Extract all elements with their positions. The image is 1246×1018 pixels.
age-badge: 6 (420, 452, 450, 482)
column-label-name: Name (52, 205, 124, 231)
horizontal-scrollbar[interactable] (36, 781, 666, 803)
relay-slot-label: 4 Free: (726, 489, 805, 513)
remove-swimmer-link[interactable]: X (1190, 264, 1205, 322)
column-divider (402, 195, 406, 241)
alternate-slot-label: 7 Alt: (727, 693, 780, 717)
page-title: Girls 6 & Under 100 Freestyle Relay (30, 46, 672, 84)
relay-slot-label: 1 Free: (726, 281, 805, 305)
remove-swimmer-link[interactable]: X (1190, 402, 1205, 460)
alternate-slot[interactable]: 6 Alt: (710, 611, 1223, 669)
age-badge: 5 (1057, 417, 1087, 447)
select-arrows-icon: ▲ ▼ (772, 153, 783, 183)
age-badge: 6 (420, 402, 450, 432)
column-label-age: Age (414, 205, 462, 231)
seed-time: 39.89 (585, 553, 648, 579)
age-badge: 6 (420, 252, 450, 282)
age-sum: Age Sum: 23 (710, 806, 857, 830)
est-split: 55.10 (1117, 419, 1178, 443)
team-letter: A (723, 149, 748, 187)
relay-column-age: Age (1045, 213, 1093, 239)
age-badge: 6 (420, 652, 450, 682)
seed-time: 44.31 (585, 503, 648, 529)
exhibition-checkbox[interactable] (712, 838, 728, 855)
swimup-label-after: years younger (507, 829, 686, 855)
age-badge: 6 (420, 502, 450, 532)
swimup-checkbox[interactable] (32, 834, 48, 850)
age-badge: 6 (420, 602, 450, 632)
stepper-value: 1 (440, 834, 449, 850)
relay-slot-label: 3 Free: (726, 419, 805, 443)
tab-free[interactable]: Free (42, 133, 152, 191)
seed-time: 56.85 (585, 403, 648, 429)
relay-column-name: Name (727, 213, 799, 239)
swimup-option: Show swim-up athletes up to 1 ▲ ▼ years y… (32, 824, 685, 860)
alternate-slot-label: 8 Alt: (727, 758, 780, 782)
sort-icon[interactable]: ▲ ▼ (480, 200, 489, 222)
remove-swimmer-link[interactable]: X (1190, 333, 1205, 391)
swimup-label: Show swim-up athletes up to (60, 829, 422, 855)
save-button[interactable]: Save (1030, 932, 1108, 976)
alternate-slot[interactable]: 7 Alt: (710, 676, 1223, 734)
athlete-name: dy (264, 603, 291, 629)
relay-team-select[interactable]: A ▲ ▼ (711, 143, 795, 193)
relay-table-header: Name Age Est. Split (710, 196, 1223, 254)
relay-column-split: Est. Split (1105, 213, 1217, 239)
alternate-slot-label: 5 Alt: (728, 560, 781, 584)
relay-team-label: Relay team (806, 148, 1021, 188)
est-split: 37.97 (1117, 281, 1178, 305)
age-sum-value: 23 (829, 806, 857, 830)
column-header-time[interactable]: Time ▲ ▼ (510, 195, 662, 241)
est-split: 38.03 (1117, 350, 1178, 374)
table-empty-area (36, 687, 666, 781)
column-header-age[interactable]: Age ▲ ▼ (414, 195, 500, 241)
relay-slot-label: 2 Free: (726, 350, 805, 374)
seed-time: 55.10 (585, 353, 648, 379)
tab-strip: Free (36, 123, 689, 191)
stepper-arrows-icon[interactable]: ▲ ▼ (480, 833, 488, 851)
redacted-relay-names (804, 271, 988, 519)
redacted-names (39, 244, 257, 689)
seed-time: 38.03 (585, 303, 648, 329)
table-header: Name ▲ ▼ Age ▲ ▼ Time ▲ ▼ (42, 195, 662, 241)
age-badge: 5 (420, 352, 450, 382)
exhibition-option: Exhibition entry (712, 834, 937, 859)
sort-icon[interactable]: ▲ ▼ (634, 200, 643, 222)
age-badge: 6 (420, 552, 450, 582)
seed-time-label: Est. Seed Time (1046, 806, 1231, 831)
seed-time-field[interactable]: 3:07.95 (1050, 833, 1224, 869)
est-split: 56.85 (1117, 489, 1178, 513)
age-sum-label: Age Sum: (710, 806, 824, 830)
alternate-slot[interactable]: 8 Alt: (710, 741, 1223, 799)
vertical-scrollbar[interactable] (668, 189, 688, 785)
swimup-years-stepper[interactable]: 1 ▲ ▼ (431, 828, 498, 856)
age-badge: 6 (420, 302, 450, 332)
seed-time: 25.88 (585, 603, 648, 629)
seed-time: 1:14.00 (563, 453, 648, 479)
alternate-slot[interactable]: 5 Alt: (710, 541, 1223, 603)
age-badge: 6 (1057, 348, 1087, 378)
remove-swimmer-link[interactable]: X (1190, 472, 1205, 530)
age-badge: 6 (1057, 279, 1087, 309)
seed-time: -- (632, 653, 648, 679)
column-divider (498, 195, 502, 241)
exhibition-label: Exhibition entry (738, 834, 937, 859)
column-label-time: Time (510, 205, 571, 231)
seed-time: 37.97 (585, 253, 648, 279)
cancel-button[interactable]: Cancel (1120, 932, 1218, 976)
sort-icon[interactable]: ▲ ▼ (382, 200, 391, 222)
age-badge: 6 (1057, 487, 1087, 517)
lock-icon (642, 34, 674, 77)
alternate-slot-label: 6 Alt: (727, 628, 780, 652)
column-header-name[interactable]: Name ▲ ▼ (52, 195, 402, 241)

********************

→ Directive
Convert every line of the listing above into a JSON list of strings, one string per line, and leave out any blank lines.

→ Written reply
[
  "Extract all elements with their positions. The image is 1246×1018 pixels.",
  "age-badge: 6 (420, 452, 450, 482)",
  "column-label-name: Name (52, 205, 124, 231)",
  "horizontal-scrollbar[interactable] (36, 781, 666, 803)",
  "relay-slot-label: 4 Free: (726, 489, 805, 513)",
  "remove-swimmer-link[interactable]: X (1190, 264, 1205, 322)",
  "column-divider (402, 195, 406, 241)",
  "alternate-slot-label: 7 Alt: (727, 693, 780, 717)",
  "page-title: Girls 6 & Under 100 Freestyle Relay (30, 46, 672, 84)",
  "relay-slot-label: 1 Free: (726, 281, 805, 305)",
  "remove-swimmer-link[interactable]: X (1190, 402, 1205, 460)",
  "alternate-slot[interactable]: 6 Alt: (710, 611, 1223, 669)",
  "age-badge: 5 (1057, 417, 1087, 447)",
  "select-arrows-icon: ▲ ▼ (772, 153, 783, 183)",
  "age-badge: 6 (420, 402, 450, 432)",
  "column-label-age: Age (414, 205, 462, 231)",
  "seed-time: 39.89 (585, 553, 648, 579)",
  "age-badge: 6 (420, 252, 450, 282)",
  "age-sum: Age Sum: 23 (710, 806, 857, 830)",
  "est-split: 55.10 (1117, 419, 1178, 443)",
  "team-letter: A (723, 149, 748, 187)",
  "relay-column-age: Age (1045, 213, 1093, 239)",
  "age-badge: 6 (420, 652, 450, 682)",
  "seed-time: 44.31 (585, 503, 648, 529)",
  "exhibition-checkbox[interactable] (712, 838, 728, 855)",
  "swimup-label-after: years younger (507, 829, 686, 855)",
  "age-badge: 6 (420, 502, 450, 532)",
  "swimup-checkbox[interactable] (32, 834, 48, 850)",
  "age-badge: 6 (420, 602, 450, 632)",
  "stepper-value: 1 (440, 834, 449, 850)",
  "relay-slot-label: 3 Free: (726, 419, 805, 443)",
  "tab-free[interactable]: Free (42, 133, 152, 191)",
  "seed-time: 56.85 (585, 403, 648, 429)",
  "relay-column-name: Name (727, 213, 799, 239)",
  "swimup-option: Show swim-up athletes up to 1 ▲ ▼ years y… (32, 824, 685, 860)",
  "alternate-slot-label: 8 Alt: (727, 758, 780, 782)",
  "sort-icon[interactable]: ▲ ▼ (480, 200, 489, 222)",
  "remove-swimmer-link[interactable]: X (1190, 333, 1205, 391)",
  "swimup-label: Show swim-up athletes up to (60, 829, 422, 855)",
  "save-button[interactable]: Save (1030, 932, 1108, 976)",
  "alternate-slot[interactable]: 7 Alt: (710, 676, 1223, 734)",
  "athlete-name: dy (264, 603, 291, 629)",
  "relay-team-select[interactable]: A ▲ ▼ (711, 143, 795, 193)",
  "relay-table-header: Name Age Est. Split (710, 196, 1223, 254)",
  "relay-column-split: Est. Split (1105, 213, 1217, 239)",
  "alternate-slot-label: 5 Alt: (728, 560, 781, 584)",
  "relay-team-label: Relay team (806, 148, 1021, 188)",
  "est-split: 37.97 (1117, 281, 1178, 305)",
  "age-sum-value: 23 (829, 806, 857, 830)",
  "column-header-time[interactable]: Time ▲ ▼ (510, 195, 662, 241)",
  "est-split: 38.03 (1117, 350, 1178, 374)",
  "table-empty-area (36, 687, 666, 781)",
  "column-header-age[interactable]: Age ▲ ▼ (414, 195, 500, 241)",
  "relay-slot-label: 2 Free: (726, 350, 805, 374)",
  "seed-time: 55.10 (585, 353, 648, 379)",
  "tab-strip: Free (36, 123, 689, 191)",
  "stepper-arrows-icon[interactable]: ▲ ▼ (480, 833, 488, 851)",
  "redacted-relay-names (804, 271, 988, 519)",
  "redacted-names (39, 244, 257, 689)",
  "seed-time: 38.03 (585, 303, 648, 329)",
  "table-header: Name ▲ ▼ Age ▲ ▼ Time ▲ ▼ (42, 195, 662, 241)",
  "age-badge: 5 (420, 352, 450, 382)",
  "exhibition-option: Exhibition entry (712, 834, 937, 859)",
  "sort-icon[interactable]: ▲ ▼ (634, 200, 643, 222)",
  "age-badge: 6 (420, 552, 450, 582)",
  "seed-time-label: Est. Seed Time (1046, 806, 1231, 831)",
  "seed-time-field[interactable]: 3:07.95 (1050, 833, 1224, 869)",
  "est-split: 56.85 (1117, 489, 1178, 513)",
  "age-sum-label: Age Sum: (710, 806, 824, 830)",
  "alternate-slot[interactable]: 8 Alt: (710, 741, 1223, 799)",
  "vertical-scrollbar[interactable] (668, 189, 688, 785)",
  "swimup-years-stepper[interactable]: 1 ▲ ▼ (431, 828, 498, 856)",
  "age-badge: 6 (420, 302, 450, 332)",
  "seed-time: 25.88 (585, 603, 648, 629)",
  "seed-time: 1:14.00 (563, 453, 648, 479)",
  "alternate-slot[interactable]: 5 Alt: (710, 541, 1223, 603)",
  "age-badge: 6 (1057, 348, 1087, 378)",
  "remove-swimmer-link[interactable]: X (1190, 472, 1205, 530)",
  "age-badge: 6 (1057, 279, 1087, 309)",
  "seed-time: -- (632, 653, 648, 679)",
  "column-divider (498, 195, 502, 241)",
  "exhibition-label: Exhibition entry (738, 834, 937, 859)",
  "column-label-time: Time (510, 205, 571, 231)",
  "seed-time: 37.97 (585, 253, 648, 279)",
  "cancel-button[interactable]: Cancel (1120, 932, 1218, 976)",
  "sort-icon[interactable]: ▲ ▼ (382, 200, 391, 222)",
  "age-badge: 6 (1057, 487, 1087, 517)",
  "lock-icon (642, 34, 674, 77)",
  "alternate-slot-label: 6 Alt: (727, 628, 780, 652)",
  "column-header-name[interactable]: Name ▲ ▼ (52, 195, 402, 241)"
]